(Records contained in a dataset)
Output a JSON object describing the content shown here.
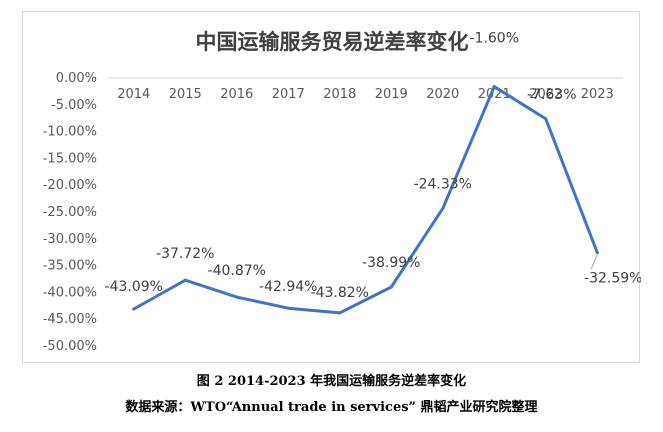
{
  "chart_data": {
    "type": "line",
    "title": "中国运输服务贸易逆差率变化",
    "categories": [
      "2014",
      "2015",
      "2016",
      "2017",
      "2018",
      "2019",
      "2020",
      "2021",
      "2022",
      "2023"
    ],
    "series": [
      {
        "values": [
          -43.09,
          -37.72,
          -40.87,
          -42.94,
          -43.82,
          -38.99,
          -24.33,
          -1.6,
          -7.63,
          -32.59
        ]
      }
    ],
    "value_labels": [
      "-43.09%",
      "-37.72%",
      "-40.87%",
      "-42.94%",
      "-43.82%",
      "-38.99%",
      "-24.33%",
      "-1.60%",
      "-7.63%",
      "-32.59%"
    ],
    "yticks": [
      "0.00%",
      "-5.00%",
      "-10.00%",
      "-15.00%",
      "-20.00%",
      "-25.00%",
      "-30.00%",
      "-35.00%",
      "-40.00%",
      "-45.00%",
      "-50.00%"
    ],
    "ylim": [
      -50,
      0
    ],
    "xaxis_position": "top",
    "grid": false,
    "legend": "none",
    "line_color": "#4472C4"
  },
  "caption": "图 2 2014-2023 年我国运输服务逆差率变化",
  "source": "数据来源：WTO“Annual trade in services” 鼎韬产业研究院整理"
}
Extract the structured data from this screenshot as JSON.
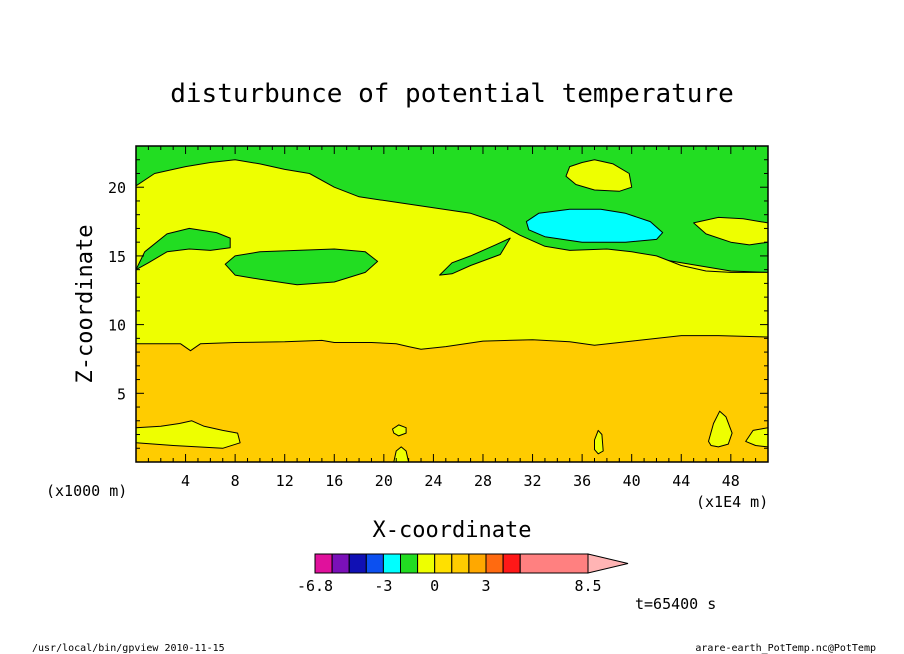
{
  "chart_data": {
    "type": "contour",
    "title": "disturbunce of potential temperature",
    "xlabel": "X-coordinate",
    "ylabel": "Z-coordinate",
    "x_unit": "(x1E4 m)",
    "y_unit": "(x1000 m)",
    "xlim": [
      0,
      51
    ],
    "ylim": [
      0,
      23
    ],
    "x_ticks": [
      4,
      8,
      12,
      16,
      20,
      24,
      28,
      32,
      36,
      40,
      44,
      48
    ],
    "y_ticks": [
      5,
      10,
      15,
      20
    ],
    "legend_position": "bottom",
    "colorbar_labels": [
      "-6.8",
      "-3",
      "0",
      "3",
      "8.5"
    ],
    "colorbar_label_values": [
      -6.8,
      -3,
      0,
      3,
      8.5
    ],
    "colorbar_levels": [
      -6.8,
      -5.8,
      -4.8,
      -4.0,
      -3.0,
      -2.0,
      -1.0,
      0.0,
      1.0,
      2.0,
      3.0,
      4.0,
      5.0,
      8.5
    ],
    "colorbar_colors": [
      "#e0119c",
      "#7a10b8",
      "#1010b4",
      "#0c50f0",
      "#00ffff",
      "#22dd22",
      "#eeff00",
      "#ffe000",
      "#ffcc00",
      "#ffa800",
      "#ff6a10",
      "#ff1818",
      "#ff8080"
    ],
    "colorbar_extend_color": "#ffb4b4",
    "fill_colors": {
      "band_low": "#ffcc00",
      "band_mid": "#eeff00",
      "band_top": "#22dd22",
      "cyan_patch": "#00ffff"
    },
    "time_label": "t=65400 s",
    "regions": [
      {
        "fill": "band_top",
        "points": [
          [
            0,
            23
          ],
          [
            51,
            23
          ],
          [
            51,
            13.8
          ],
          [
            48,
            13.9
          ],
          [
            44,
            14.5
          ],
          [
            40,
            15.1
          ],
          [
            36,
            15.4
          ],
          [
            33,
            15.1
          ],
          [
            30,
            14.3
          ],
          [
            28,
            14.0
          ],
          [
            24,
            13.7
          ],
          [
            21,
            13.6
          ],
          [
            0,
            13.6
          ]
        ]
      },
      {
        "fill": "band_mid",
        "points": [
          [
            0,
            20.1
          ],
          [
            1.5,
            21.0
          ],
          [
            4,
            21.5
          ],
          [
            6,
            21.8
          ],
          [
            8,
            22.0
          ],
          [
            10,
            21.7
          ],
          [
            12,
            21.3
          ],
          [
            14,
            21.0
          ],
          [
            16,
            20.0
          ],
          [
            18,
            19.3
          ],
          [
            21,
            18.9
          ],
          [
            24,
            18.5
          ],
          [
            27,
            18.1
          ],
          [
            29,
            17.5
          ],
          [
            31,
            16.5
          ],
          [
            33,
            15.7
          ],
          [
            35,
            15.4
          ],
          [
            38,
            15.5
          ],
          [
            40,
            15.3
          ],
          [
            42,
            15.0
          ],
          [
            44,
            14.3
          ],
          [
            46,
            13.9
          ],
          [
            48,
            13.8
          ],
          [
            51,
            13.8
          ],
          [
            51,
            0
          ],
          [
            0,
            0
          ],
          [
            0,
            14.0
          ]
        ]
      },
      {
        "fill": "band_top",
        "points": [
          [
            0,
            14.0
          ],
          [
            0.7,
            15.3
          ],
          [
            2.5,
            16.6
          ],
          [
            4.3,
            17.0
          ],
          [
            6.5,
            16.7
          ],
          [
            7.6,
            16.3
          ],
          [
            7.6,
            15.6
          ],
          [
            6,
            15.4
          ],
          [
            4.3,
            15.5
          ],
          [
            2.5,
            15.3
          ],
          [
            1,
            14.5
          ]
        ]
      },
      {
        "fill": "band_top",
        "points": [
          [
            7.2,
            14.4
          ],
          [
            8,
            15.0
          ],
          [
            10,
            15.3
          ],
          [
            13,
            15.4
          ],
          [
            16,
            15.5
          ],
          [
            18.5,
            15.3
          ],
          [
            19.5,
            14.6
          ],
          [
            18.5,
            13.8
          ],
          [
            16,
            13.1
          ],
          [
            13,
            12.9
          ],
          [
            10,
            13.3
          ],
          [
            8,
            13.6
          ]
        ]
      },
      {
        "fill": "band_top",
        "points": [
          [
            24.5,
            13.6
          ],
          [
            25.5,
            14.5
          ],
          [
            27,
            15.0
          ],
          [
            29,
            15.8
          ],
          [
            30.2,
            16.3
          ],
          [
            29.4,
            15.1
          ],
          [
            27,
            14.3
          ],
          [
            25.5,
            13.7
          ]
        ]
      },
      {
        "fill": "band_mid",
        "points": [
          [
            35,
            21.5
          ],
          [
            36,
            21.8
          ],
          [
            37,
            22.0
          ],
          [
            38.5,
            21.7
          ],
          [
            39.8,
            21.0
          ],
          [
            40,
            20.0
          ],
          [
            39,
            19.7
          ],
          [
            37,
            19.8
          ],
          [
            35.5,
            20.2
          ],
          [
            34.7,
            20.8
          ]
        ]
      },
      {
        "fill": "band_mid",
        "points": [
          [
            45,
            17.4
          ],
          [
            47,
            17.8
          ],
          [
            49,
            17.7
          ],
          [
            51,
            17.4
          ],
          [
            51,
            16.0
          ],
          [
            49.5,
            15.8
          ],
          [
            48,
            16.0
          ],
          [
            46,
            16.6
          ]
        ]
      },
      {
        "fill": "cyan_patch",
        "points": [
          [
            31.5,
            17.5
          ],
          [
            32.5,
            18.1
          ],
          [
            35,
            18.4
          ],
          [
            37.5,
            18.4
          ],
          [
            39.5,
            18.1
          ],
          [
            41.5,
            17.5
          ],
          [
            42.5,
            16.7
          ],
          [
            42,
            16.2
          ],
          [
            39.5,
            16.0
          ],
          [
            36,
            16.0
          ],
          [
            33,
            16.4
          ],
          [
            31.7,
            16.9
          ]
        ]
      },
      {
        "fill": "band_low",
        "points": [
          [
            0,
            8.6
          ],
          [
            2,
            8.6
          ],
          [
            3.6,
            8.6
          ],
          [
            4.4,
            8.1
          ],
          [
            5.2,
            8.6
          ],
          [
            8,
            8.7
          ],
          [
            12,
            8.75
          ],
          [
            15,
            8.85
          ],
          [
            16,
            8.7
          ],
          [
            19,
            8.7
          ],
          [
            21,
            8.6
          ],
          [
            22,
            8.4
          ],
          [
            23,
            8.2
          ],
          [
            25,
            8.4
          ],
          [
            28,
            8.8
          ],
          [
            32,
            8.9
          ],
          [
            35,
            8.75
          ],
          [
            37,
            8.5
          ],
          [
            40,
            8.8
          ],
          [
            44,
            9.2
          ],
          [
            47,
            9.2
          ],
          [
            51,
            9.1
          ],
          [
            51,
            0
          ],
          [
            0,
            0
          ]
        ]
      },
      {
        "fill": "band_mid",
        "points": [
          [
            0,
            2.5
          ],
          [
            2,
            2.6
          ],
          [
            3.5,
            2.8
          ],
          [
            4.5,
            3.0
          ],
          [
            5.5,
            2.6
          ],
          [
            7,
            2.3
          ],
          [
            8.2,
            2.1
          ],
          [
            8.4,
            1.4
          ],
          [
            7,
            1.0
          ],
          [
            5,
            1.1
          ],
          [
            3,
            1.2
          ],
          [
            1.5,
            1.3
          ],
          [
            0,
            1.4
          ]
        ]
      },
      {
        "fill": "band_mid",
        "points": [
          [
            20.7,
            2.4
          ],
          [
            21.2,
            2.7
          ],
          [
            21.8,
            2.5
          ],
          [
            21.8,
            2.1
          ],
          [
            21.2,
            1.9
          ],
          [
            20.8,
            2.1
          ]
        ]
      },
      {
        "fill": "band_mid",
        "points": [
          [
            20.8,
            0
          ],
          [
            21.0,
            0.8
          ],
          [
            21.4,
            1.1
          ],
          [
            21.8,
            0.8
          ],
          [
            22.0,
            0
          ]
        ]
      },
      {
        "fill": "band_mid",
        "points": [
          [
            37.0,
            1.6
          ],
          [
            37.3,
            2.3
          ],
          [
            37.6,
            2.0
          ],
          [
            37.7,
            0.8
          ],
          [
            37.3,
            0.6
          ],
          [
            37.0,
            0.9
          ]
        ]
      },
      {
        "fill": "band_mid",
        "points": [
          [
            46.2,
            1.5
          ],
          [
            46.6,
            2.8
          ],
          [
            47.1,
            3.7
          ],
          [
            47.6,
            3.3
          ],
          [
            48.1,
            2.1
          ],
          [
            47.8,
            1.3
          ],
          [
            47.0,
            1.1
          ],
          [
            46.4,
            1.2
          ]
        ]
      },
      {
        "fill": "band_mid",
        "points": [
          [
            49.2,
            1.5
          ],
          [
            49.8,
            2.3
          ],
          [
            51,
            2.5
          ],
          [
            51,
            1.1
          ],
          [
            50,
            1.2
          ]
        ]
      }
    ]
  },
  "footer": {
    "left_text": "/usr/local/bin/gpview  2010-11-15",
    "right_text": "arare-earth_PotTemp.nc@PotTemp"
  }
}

**Given instruction:** Leave out every line without the string "JSON" and copy the rest.

**The output:**
Output a JSON object describing the content shown here.
Extract the structured data from this screenshot as JSON.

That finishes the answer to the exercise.